>> begin
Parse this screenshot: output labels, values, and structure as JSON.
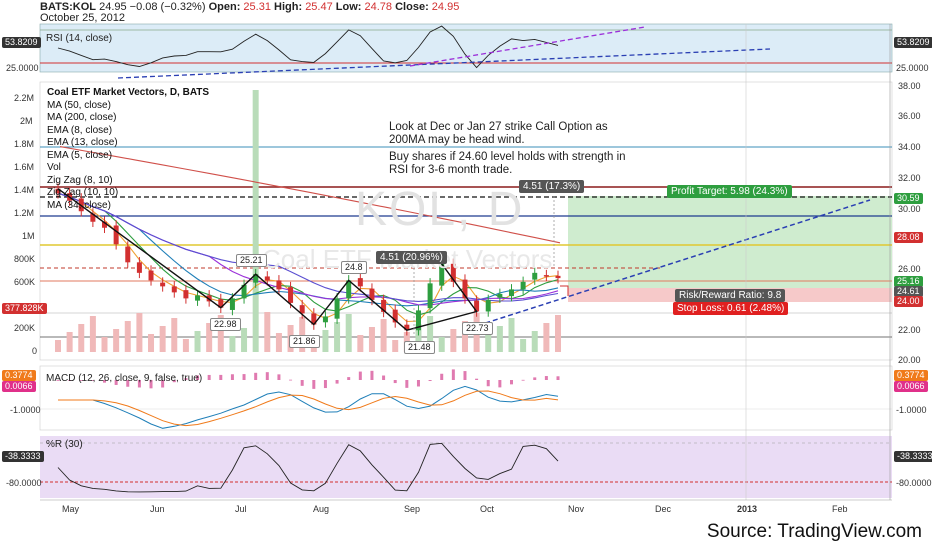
{
  "header": {
    "symbol": "BATS:KOL",
    "last": "24.95",
    "change": "−0.08 (−0.32%)",
    "open_label": "Open:",
    "open": "25.31",
    "high_label": "High:",
    "high": "25.47",
    "low_label": "Low:",
    "low": "24.78",
    "close_label": "Close:",
    "close": "24.95",
    "date": "October 25, 2012"
  },
  "watermark": "KOL, D",
  "watermark_sub": "Coal ETF Market Vectors",
  "source": "Source: TradingView.com",
  "rsi_panel": {
    "label": "RSI (14, close)",
    "value_left": "53.8209",
    "value_right": "53.8209",
    "level_left": "25.0000",
    "level_right": "25.0000"
  },
  "main_panel": {
    "title": "Coal ETF Market Vectors, D, BATS",
    "indicators": [
      "MA (50, close)",
      "MA (200, close)",
      "EMA (8, close)",
      "EMA (13, close)",
      "EMA (5, close)",
      "Vol",
      "Zig Zag (8, 10)",
      "Zig Zag (10, 10)",
      "MA (34, close)"
    ],
    "volume_ticks": [
      "2.2M",
      "2M",
      "1.8M",
      "1.6M",
      "1.4M",
      "1.2M",
      "1M",
      "800K",
      "600K",
      "400K",
      "200K",
      "0"
    ],
    "volume_value": "377.828K",
    "price_ticks": [
      "38.00",
      "36.00",
      "34.00",
      "32.00",
      "30.00",
      "28.00",
      "26.00",
      "24.00",
      "22.00",
      "20.00"
    ],
    "price_tags": [
      {
        "text": "30.59",
        "color": "#2e9e3f"
      },
      {
        "text": "28.08",
        "color": "#d23030"
      },
      {
        "text": "25.16",
        "color": "#2e9e3f"
      },
      {
        "text": "24.61",
        "color": "#555555"
      },
      {
        "text": "24.00",
        "color": "#d23030"
      }
    ],
    "note1": "Look at Dec or Jan 27 strike Call Option as 200MA may be head wind.",
    "note2": "Buy shares if 24.60 level holds with strength in RSI for 3-6 month trade.",
    "zigzag_labels": [
      "25.21",
      "22.98",
      "24.8",
      "21.86",
      "21.48",
      "22.73"
    ],
    "range_label_1": "4.51 (20.96%)",
    "range_label_2": "4.51 (17.3%)",
    "profit_target": "Profit Target: 5.98 (24.3%)",
    "risk_reward": "Risk/Reward Ratio: 9.8",
    "stop_loss": "Stop Loss: 0.61 (2.48%)"
  },
  "macd_panel": {
    "label": "MACD (12, 26, close, 9, false, true)",
    "value1": "0.3774",
    "value2": "0.0066",
    "tick": "-1.0000"
  },
  "wr_panel": {
    "label": "%R (30)",
    "value": "-38.3333",
    "tick": "-80.0000"
  },
  "x_axis": [
    "May",
    "Jun",
    "Jul",
    "Aug",
    "Sep",
    "Oct",
    "Nov",
    "Dec",
    "2013",
    "Feb"
  ],
  "colors": {
    "up": "#2e9e3f",
    "down": "#d23030",
    "rsi_bg": "#dcecf7",
    "wr_bg": "#eadcf5",
    "profit_zone": "#cfeccf",
    "loss_zone": "#f6c9c9",
    "trend": "#2a3fb3",
    "rsi_trend": "#9b30d9"
  },
  "chart_data": {
    "type": "candlestick",
    "title": "Coal ETF Market Vectors, D, BATS",
    "symbol": "KOL",
    "y_range": [
      19.5,
      38
    ],
    "x_categories": [
      "May",
      "Jun",
      "Jul",
      "Aug",
      "Sep",
      "Oct"
    ],
    "close_series": [
      30.6,
      30.1,
      29.4,
      28.7,
      28.3,
      27.2,
      26.0,
      25.3,
      24.8,
      24.4,
      24.0,
      23.6,
      23.8,
      23.4,
      22.98,
      23.6,
      24.5,
      25.21,
      24.8,
      24.2,
      23.3,
      22.6,
      21.86,
      22.4,
      23.6,
      24.8,
      24.4,
      23.5,
      22.7,
      22.0,
      21.48,
      22.8,
      24.6,
      25.9,
      24.7,
      23.6,
      22.73,
      23.5,
      23.9,
      24.2,
      24.7,
      25.3,
      25.1,
      24.95
    ],
    "zigzag_points": [
      {
        "label": "25.21",
        "value": 25.21
      },
      {
        "label": "22.98",
        "value": 22.98
      },
      {
        "label": "24.8",
        "value": 24.8
      },
      {
        "label": "21.86",
        "value": 21.86
      },
      {
        "label": "21.48",
        "value": 21.48
      },
      {
        "label": "22.73",
        "value": 22.73
      }
    ],
    "levels": {
      "profit_target": 30.59,
      "resistance": 28.08,
      "entry": 25.16,
      "last": 24.61,
      "stop": 24.0
    },
    "rsi": {
      "last": 53.8209,
      "level": 25
    },
    "williams_r": {
      "last": -38.3333,
      "level": -80
    },
    "macd": {
      "line": 0.3774,
      "signal": 0.0066
    }
  }
}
>> end
__AIM OF THE TASK__: Repeat the listing in full and exactly. Do not include any images.

__WRITTEN RESPONSE__:
Parse this screenshot: output labels, values, and structure as JSON.
{
  "header": {
    "symbol": "BATS:KOL",
    "last": "24.95",
    "change": "−0.08 (−0.32%)",
    "open_label": "Open:",
    "open": "25.31",
    "high_label": "High:",
    "high": "25.47",
    "low_label": "Low:",
    "low": "24.78",
    "close_label": "Close:",
    "close": "24.95",
    "date": "October 25, 2012"
  },
  "watermark": "KOL, D",
  "watermark_sub": "Coal ETF Market Vectors",
  "source": "Source: TradingView.com",
  "rsi_panel": {
    "label": "RSI (14, close)",
    "value_left": "53.8209",
    "value_right": "53.8209",
    "level_left": "25.0000",
    "level_right": "25.0000"
  },
  "main_panel": {
    "title": "Coal ETF Market Vectors, D, BATS",
    "indicators": [
      "MA (50, close)",
      "MA (200, close)",
      "EMA (8, close)",
      "EMA (13, close)",
      "EMA (5, close)",
      "Vol",
      "Zig Zag (8, 10)",
      "Zig Zag (10, 10)",
      "MA (34, close)"
    ],
    "volume_ticks": [
      "2.2M",
      "2M",
      "1.8M",
      "1.6M",
      "1.4M",
      "1.2M",
      "1M",
      "800K",
      "600K",
      "400K",
      "200K",
      "0"
    ],
    "volume_value": "377.828K",
    "price_ticks": [
      "38.00",
      "36.00",
      "34.00",
      "32.00",
      "30.00",
      "28.00",
      "26.00",
      "24.00",
      "22.00",
      "20.00"
    ],
    "price_tags": [
      {
        "text": "30.59",
        "color": "#2e9e3f"
      },
      {
        "text": "28.08",
        "color": "#d23030"
      },
      {
        "text": "25.16",
        "color": "#2e9e3f"
      },
      {
        "text": "24.61",
        "color": "#555555"
      },
      {
        "text": "24.00",
        "color": "#d23030"
      }
    ],
    "note1": "Look at Dec or Jan 27 strike Call Option as 200MA may be head wind.",
    "note2": "Buy shares if 24.60 level holds with strength in RSI for 3-6 month trade.",
    "zigzag_labels": [
      "25.21",
      "22.98",
      "24.8",
      "21.86",
      "21.48",
      "22.73"
    ],
    "range_label_1": "4.51 (20.96%)",
    "range_label_2": "4.51 (17.3%)",
    "profit_target": "Profit Target: 5.98 (24.3%)",
    "risk_reward": "Risk/Reward Ratio: 9.8",
    "stop_loss": "Stop Loss: 0.61 (2.48%)"
  },
  "macd_panel": {
    "label": "MACD (12, 26, close, 9, false, true)",
    "value1": "0.3774",
    "value2": "0.0066",
    "tick": "-1.0000"
  },
  "wr_panel": {
    "label": "%R (30)",
    "value": "-38.3333",
    "tick": "-80.0000"
  },
  "x_axis": [
    "May",
    "Jun",
    "Jul",
    "Aug",
    "Sep",
    "Oct",
    "Nov",
    "Dec",
    "2013",
    "Feb"
  ],
  "colors": {
    "up": "#2e9e3f",
    "down": "#d23030",
    "rsi_bg": "#dcecf7",
    "wr_bg": "#eadcf5",
    "profit_zone": "#cfeccf",
    "loss_zone": "#f6c9c9",
    "trend": "#2a3fb3",
    "rsi_trend": "#9b30d9"
  },
  "chart_data": {
    "type": "candlestick",
    "title": "Coal ETF Market Vectors, D, BATS",
    "symbol": "KOL",
    "y_range": [
      19.5,
      38
    ],
    "x_categories": [
      "May",
      "Jun",
      "Jul",
      "Aug",
      "Sep",
      "Oct"
    ],
    "close_series": [
      30.6,
      30.1,
      29.4,
      28.7,
      28.3,
      27.2,
      26.0,
      25.3,
      24.8,
      24.4,
      24.0,
      23.6,
      23.8,
      23.4,
      22.98,
      23.6,
      24.5,
      25.21,
      24.8,
      24.2,
      23.3,
      22.6,
      21.86,
      22.4,
      23.6,
      24.8,
      24.4,
      23.5,
      22.7,
      22.0,
      21.48,
      22.8,
      24.6,
      25.9,
      24.7,
      23.6,
      22.73,
      23.5,
      23.9,
      24.2,
      24.7,
      25.3,
      25.1,
      24.95
    ],
    "zigzag_points": [
      {
        "label": "25.21",
        "value": 25.21
      },
      {
        "label": "22.98",
        "value": 22.98
      },
      {
        "label": "24.8",
        "value": 24.8
      },
      {
        "label": "21.86",
        "value": 21.86
      },
      {
        "label": "21.48",
        "value": 21.48
      },
      {
        "label": "22.73",
        "value": 22.73
      }
    ],
    "levels": {
      "profit_target": 30.59,
      "resistance": 28.08,
      "entry": 25.16,
      "last": 24.61,
      "stop": 24.0
    },
    "rsi": {
      "last": 53.8209,
      "level": 25
    },
    "williams_r": {
      "last": -38.3333,
      "level": -80
    },
    "macd": {
      "line": 0.3774,
      "signal": 0.0066
    }
  }
}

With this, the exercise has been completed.